| PASSAGE |
###
DocParsingBench is an evaluation toolkit purpose-built for intelligent document parsing products, bridging academia and real‑world industry.
- Industry‑aligned: Built with real‑world enterprise documents, not just academic datasets.
- Compatible: Directly compares GT Markdown vs. predicted Markdown. Works with any parsing solution.
- Optimal segment matching: Segments by text, inline formulas, and tables, then matches within same types. More accurate than full‑text string comparison.
- Engineering-friendly: CLI + quick start + visual dashboards. Easily plug into your model experiment pipeline for fast iteration.
If this project helps you, please consider giving it a ⭐ Star in the top-right corner. Your support is a huge encouragement to the team.
[2026.04.17] DocParsingBench evaluation toolkit release. It will provide unified scoring for the three core elements of document parsing: text, formula, and table, along with CLI batch evaluation, segment matching, visualization analysis, and leaderboard generation. 📊
[2026.03.09] DocParsingBench dataset release. The first intelligent document parsing dataset built for real industry scenarios, covering finance, legal, scientific research, manufacturing, and education. Now available on Hugging Face、ModelScope!🔥🔥🔥
We systematically collected and annotated document samples from real business workflows, preserving scan noise, stamp occlusion, and blurry characters.
| Dimension | Category |
|---|---|
| Total Samples | 1400 pages |
| Languages | Chinese, English, bilingual |
| Industry Coverage | Finance / Legal / Scientific Research / Manufacturing / Education |
| Layout Coverage | Single-column / Double-column / Triple-column / Mixed |
| Annotation Format | Markdown |
| Chemical Annotation | Uses the SoMarkdown specification, combining SMILES with LaTeX to render chemical structure formulas completely |
DocParsingBench is an evaluation toolkit for document parsing. It takes two Markdown files (prediction and ground truth), performs segment-level matching and scoring by category, and outputs both overall and per-category scores with reusable metric wrappers and visualization tools.
###
| GIVEN TASK 1 |
Why does the DocParsingBench page say the toolkit splits documents into text, inline formulas, and tables and then matches segments only within the same type?
| GIVEN TASK 2 |
Could you arrange the record lines as a Markdown table with the columns n and Line, starting with the line containing "page-footer [52,1150,472,1176]" and going on through the line containing "keyword: Homogenization [52,599,121,611]"?
###
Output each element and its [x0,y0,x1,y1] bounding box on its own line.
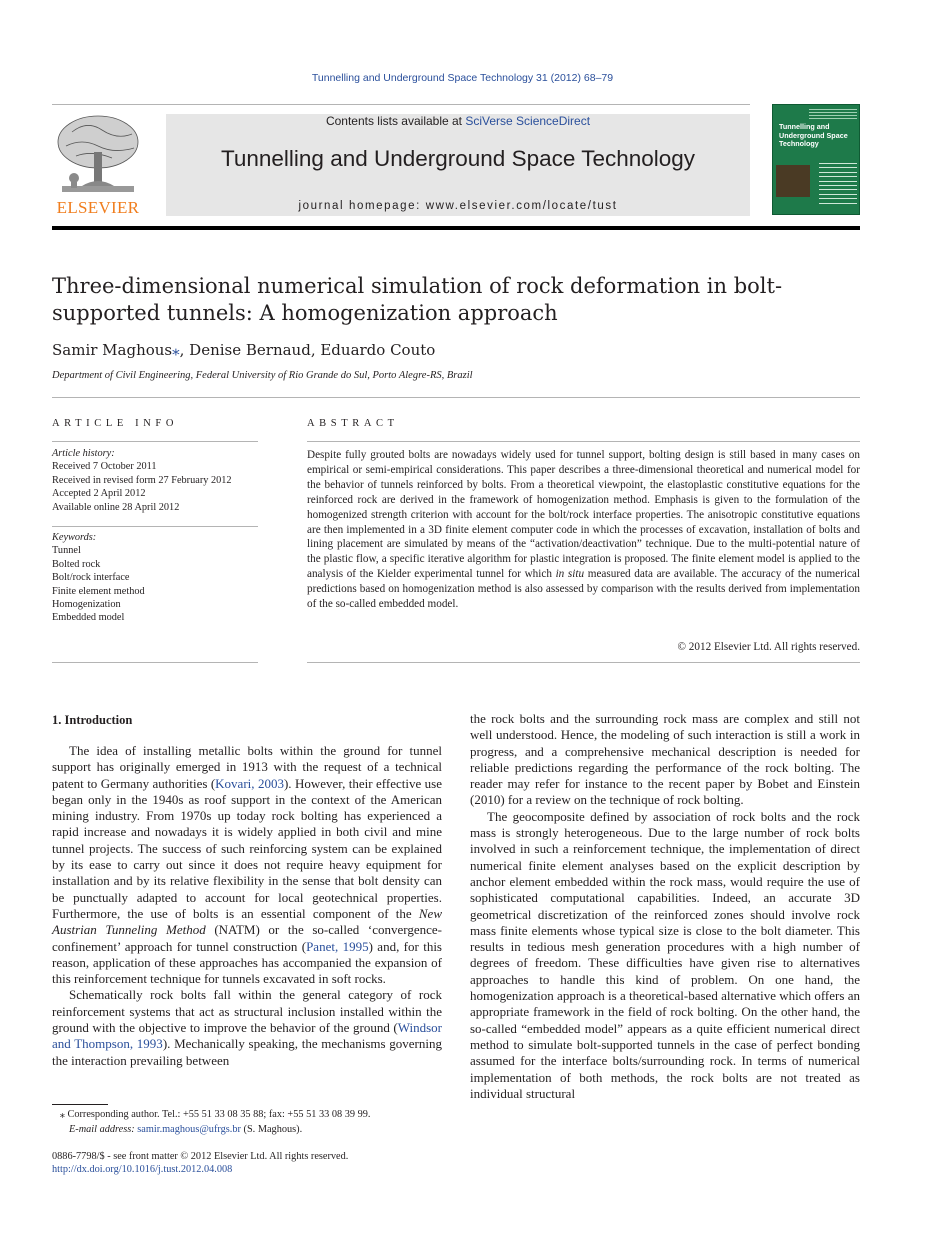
page-footer [52,1150,472,1176]
section-heading: 1. Introduction [52,713,133,727]
footnote-line [52,1122,442,1137]
sciencedirect-link[interactable]: SciVerse ScienceDirect [465,114,591,128]
masthead-top-rule [52,104,750,105]
paragraph-text: The idea of installing metallic bolts within the ground for tunnel support has originally emerged in 1913 with the request of a technical patent to Germany authorities ( [52,743,442,791]
keyword: Finite element method [52,585,145,597]
article-info-bottom-rule [52,662,258,663]
keyword: Homogenization [52,599,121,611]
abstract-body: Despite fully grouted bolts are nowadays widely used for tunnel support, bolting design is still based in many cases on empirical or semi-empirical considerations. This paper describes a three-dimensional theoretical and numerical model for the behavior of tunnels reinforced by bolts. From a theoretical viewpoint, the elastoplastic constitutive equations for the reinforced rock are derived in the framework of homogenization method. Emphasis is given to the formulation of the homogenized strength criterion with account for the bolt/rock interface properties. The anisotropic constitutive equations are then implemented in a 3D finite element computer code in which the processes of excavation, installation of bolts and lining placement are simulated by means of the “activation/deactivation” technique. Due to the multi-potential nature of the plastic flow, a specific iterative algorithm for plastic integration is proposed. The finite element model is applied to the analysis of the Kielder experimental tunnel for which [307,449,860,581]
citation-link[interactable]: Kovari, 2003 [215,775,284,791]
keyword: Tunnel [52,545,81,557]
author-name: Samir Maghous [52,341,173,359]
doi-link[interactable]: http://dx.doi.org/10.1016/j.tust.2012.04.008 [52,1164,233,1175]
article-info-heading: ARTICLE INFO [52,418,179,429]
paragraph: the rock bolts and the surrounding rock mass are complex and still not well understood. Hence, the modeling of such interaction is still a work in progress, and a comprehensive mechanical description is needed for reliable predictions regarding the performance of the rock bolting. The reader may refer for instance to the recent paper by Bobet and Einstein (2010) for a review on the technique of rock bolting. [470,711,860,808]
keyword: Bolted rock [52,558,101,570]
cover-header-lines [809,109,857,121]
paragraph-text: (NATM) or the so-called ‘convergence-confinement’ approach for tunnel construction ( [52,922,442,954]
email-label: E-mail address: [69,1124,135,1135]
paragraph-italic: New Austrian Tunneling Method [52,905,442,938]
history-item: Received 7 October 2011 [52,461,157,473]
footnote-text: Corresponding author. Tel.: +55 51 33 08 35 88; fax: +55 51 33 08 39 99. [64,1109,371,1120]
abstract-bottom-rule [307,662,860,663]
keywords-rule [52,526,258,527]
right-column [470,711,860,1102]
paragraph [52,743,442,987]
paragraph-text: ). However, their effective use began only in the 1940s as roof support in the context of the American mining industry. From 1970s up today rock bolting has experienced a rapid increase and nowadays it is widely applied in both civil and mine tunnel projects. The success of such reinforcing system can be explained by its ease to carry out since it does not require heavy equipment for installation and by its relative flexibility in the sense that bolt density can be punctually adapted to account for local geotechnical properties. Furthermore, the use of bolts is an essential component of the [52,775,442,921]
publisher-name: ELSEVIER [56,198,140,217]
paragraph-text: ). Mechanically speaking, the mechanisms governing the interaction prevailing between [52,1036,442,1068]
journal-cover-thumbnail[interactable] [772,104,860,215]
paragraph: The geocomposite defined by association of rock bolts and the rock mass is strongly heterogeneous. Due to the large number of rock bolts involved in such a reinforcement technique, the implementation of direct numerical finite element analyses based on the explicit description by anchor element embedded within the rock mass, would require the use of sophisticated computational capabilities. Indeed, an accurate 3D geometrical discretization of the reinforced zones should involve rock mass finite elements whose typical size is close to the bolt diameter. This results in tedious mesh generation procedures with a high number of degrees of freedom. These difficulties have given rise to alternatives approaches to handle this kind of problem. On one hand, the homogenization approach is a theoretical-based alternative which offers an appropriate framework in the field of rock bolting. On the other hand, the so-called “embedded model” appears as a quite efficient numerical direct method to simulate bolt-supported tunnels in the case of perfect bonding assumed for the interface bolts/surrounding rock. In terms of numerical implementation of both methods, the rock bolts are not treated as individual structural [470,808,860,1101]
issn-line: 0886-7798/$ - see front matter © 2012 Elsevier Ltd. All rights reserved. [52,1151,349,1162]
corresponding-author-marker[interactable]: ⁎ [172,341,180,359]
abstract-heading: ABSTRACT [307,418,399,429]
abstract-copyright: © 2012 Elsevier Ltd. All rights reserved. [677,641,860,653]
footnote-marker: ⁎ [59,1109,65,1120]
authors [52,341,435,359]
keyword: Embedded model [52,612,125,624]
history-item: Received in revised form 27 February 2012 [52,474,232,486]
abstract-body-end: measured data are available. The accuracy of the numerical predictions based on homogenization method is also assessed by comparison with the results derived from implementation of the so-called embedded model. [307,568,860,611]
article-title: Three-dimensional numerical simulation of rock deformation in bolt-supported tunnels: A homogenization approach [52,274,783,325]
left-column [52,743,442,1069]
history-label: Article history: [52,448,115,459]
history-item: Accepted 2 April 2012 [52,488,146,500]
keywords-label: Keywords: [52,532,97,543]
article-history [52,447,282,514]
cover-image [776,165,810,197]
journal-title: Tunnelling and Underground Space Technology [220,146,696,171]
contents-line [166,114,750,128]
article-info-rule [52,441,258,442]
journal-homepage[interactable]: journal homepage: www.elsevier.com/locate/tust [298,200,618,212]
email-suffix: (S. Maghous). [240,1124,303,1135]
paragraph [52,987,442,1068]
abstract-rule [307,441,860,442]
running-head[interactable]: Tunnelling and Underground Space Technology 31 (2012) 68–79 [311,72,614,84]
citation-link[interactable]: Panet, 1995 [306,938,369,954]
masthead-bottom-rule [52,226,860,230]
keywords-block [52,531,282,625]
abstract-text [307,448,860,612]
citation-link[interactable]: Windsor and Thompson, 1993 [52,1020,442,1052]
title-divider [52,397,860,398]
footnote-rule [52,1104,108,1105]
affiliation: Department of Civil Engineering, Federal University of Rio Grande do Sul, Porto Alegre-RS, Brazil [52,370,473,381]
author-names: , Denise Bernaud, Eduardo Couto [179,341,436,359]
paragraph-text: ) and, for this reason, application of these approaches has accompanied the expansion of this reinforcement technique for tunnels excavated in soft rocks. [52,938,442,987]
paragraph-text: Schematically rock bolts fall within the general category of rock reinforcement systems that act as structural inclusion installed within the ground with the objective to improve the behavior of the ground ( [52,987,442,1036]
email-link[interactable]: samir.maghous@ufrgs.br [137,1124,241,1135]
keyword: Bolt/rock interface [52,572,130,584]
footnote-line [52,1107,442,1122]
corresponding-author-footnote [52,1107,442,1137]
cover-title: Tunnelling and Underground Space Technology [779,122,848,148]
cover-contents-lines [819,163,857,207]
contents-prefix: Contents lists available at [325,114,466,128]
abstract-italic: in situ [555,568,585,581]
history-item: Available online 28 April 2012 [52,501,180,513]
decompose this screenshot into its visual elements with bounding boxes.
###
| EXERCISE RESPONSE 1 |
The page says this segment matching is more accurate than comparing the full text as one string.

| EXERCISE RESPONSE 2 |
| n | Line |
|---|---|
| 1 | page-footer [52,1150,472,1176] |
| 2 | section-heading: 1. Introduction [52,713,133,727] |
| 3 | footnote-line [52,1122,442,1137] |
| 4 | sciencedirect-link[interactable]: SciVerse ScienceDirect [465,114,591,128] |
| 5 | masthead-top-rule [52,104,750,105] |
| 6 | paragraph-text: The idea of installing metallic bolts within the ground for tunnel support has originally emerged in 1913 with the request of a technical patent to Germany authorities ( [52,743,442,791] |
| 7 | keyword: Finite element method [52,585,145,597] |
| 8 | article-info-bottom-rule [52,662,258,663] |
| 9 | keyword: Homogenization [52,599,121,611] |